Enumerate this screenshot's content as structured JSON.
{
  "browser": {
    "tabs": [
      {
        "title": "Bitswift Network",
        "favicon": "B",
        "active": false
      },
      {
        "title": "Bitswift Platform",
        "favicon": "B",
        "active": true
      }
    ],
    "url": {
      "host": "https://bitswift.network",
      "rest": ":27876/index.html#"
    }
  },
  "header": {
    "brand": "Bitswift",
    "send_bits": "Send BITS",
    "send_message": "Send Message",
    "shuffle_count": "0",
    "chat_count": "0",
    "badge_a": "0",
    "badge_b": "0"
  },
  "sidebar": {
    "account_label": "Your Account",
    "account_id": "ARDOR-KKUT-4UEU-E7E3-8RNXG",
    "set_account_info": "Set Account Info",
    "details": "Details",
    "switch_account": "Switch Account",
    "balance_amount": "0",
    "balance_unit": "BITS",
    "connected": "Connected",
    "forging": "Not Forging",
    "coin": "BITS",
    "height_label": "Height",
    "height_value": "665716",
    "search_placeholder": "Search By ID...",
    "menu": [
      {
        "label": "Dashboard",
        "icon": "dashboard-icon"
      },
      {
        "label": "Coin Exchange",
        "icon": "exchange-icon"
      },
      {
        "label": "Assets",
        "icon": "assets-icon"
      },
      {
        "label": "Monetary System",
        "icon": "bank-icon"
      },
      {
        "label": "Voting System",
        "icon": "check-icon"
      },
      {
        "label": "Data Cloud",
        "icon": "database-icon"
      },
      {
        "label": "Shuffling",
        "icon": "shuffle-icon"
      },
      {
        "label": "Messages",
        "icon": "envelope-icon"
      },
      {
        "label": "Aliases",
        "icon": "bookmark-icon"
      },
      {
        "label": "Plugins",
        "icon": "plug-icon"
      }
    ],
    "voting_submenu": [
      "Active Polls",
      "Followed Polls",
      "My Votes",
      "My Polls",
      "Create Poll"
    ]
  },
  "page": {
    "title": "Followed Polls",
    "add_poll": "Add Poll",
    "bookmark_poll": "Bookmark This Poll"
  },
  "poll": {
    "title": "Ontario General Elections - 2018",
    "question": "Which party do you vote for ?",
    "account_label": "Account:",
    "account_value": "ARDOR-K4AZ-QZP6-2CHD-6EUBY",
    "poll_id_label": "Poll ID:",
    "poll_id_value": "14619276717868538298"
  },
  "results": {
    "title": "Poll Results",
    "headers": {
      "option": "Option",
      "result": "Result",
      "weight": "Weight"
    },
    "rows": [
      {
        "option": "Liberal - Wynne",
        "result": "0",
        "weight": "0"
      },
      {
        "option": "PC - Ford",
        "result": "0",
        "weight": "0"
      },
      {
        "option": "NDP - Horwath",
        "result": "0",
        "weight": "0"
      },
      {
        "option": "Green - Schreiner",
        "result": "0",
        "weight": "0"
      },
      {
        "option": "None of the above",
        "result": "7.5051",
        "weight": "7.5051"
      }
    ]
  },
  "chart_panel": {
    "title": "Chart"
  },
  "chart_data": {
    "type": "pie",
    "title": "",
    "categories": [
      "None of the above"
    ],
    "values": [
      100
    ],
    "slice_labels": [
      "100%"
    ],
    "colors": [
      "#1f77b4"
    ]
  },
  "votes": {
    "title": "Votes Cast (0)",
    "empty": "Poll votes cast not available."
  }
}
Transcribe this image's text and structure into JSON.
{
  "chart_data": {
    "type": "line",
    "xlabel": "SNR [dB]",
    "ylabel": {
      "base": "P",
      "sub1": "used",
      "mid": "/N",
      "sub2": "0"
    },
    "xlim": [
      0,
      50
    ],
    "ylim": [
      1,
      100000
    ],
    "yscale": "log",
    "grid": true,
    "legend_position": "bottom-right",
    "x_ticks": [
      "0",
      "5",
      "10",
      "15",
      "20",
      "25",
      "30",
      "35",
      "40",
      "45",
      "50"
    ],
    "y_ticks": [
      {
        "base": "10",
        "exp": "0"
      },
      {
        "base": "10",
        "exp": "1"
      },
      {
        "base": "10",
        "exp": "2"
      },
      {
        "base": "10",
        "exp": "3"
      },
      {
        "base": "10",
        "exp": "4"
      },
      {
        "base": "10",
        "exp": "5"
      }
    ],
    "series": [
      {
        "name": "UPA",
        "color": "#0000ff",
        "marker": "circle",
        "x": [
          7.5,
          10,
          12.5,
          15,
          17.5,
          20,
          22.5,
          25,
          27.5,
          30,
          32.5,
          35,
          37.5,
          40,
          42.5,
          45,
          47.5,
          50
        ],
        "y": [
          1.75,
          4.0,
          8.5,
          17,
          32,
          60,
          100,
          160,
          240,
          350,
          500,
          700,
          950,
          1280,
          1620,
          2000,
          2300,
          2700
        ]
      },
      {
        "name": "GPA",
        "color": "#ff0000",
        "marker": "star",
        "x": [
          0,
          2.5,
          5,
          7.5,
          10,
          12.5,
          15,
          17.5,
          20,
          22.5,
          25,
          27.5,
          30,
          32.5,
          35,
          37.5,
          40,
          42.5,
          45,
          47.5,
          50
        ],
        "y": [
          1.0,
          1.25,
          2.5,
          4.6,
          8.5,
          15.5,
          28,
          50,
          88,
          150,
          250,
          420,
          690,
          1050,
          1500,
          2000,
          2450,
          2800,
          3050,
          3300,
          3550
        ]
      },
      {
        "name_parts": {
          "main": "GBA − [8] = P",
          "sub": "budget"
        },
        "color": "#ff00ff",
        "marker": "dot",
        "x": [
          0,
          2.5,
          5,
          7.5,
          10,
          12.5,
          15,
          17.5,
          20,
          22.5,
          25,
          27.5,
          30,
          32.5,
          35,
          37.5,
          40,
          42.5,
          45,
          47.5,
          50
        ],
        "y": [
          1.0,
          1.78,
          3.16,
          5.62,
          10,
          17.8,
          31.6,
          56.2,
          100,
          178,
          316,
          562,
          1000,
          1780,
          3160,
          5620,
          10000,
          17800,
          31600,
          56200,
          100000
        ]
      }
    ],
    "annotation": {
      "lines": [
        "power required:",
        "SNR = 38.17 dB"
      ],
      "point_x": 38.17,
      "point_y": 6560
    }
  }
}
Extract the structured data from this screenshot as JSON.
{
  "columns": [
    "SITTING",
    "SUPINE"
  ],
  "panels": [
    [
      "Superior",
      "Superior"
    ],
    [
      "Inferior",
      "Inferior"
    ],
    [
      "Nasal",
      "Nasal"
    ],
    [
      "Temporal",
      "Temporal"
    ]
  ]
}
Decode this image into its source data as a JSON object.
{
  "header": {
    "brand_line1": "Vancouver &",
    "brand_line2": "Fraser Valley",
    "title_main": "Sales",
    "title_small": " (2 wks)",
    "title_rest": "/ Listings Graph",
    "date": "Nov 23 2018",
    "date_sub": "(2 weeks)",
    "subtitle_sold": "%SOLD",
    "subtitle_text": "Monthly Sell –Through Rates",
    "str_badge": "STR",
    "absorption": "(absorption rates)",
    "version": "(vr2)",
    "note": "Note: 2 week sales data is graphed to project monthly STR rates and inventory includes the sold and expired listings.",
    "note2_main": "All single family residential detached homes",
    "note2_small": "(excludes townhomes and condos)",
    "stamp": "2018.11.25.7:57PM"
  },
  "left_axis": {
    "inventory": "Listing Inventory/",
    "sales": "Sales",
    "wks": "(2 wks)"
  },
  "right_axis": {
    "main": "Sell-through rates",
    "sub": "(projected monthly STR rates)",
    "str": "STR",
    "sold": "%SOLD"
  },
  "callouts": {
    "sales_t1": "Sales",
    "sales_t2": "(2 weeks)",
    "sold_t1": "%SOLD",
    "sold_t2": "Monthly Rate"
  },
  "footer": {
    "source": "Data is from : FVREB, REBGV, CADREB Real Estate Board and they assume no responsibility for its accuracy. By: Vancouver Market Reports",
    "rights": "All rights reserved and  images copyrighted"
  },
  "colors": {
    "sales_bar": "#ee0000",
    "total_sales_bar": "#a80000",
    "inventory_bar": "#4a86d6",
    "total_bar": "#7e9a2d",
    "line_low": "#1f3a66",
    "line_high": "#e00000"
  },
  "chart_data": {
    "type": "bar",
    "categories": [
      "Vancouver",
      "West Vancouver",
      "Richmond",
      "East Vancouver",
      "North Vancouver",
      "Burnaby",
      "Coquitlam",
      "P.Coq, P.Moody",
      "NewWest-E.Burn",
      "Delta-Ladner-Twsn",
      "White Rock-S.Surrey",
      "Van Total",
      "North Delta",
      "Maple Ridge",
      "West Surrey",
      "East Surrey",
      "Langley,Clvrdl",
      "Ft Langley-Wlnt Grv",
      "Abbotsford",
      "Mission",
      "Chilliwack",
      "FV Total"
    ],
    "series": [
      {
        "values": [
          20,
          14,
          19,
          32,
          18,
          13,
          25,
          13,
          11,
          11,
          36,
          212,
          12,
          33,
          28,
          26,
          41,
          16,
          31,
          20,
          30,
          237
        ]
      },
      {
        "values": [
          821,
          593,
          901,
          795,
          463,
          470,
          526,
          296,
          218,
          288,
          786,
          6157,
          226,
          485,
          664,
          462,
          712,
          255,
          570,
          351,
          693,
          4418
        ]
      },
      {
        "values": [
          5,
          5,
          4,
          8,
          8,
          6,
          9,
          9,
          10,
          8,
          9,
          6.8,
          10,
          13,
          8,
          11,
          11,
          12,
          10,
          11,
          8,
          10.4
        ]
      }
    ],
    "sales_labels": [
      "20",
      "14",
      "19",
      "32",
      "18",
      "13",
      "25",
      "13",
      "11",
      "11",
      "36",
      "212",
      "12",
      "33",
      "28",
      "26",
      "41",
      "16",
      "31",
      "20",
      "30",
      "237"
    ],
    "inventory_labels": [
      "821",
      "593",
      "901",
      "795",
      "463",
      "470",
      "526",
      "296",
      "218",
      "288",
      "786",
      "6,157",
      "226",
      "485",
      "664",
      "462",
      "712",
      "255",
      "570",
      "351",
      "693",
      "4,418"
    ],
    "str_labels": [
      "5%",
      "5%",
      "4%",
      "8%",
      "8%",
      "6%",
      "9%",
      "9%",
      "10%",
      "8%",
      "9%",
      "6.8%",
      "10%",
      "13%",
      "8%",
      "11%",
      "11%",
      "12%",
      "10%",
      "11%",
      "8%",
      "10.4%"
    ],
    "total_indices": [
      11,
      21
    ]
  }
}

^^^^

_Stated problem:_ Wherever the word "Polls" occurs in a line of the listing, copy that line.

_Exercise solution:_
      "Active Polls",
      "Followed Polls",
      "My Polls",
    "title": "Followed Polls",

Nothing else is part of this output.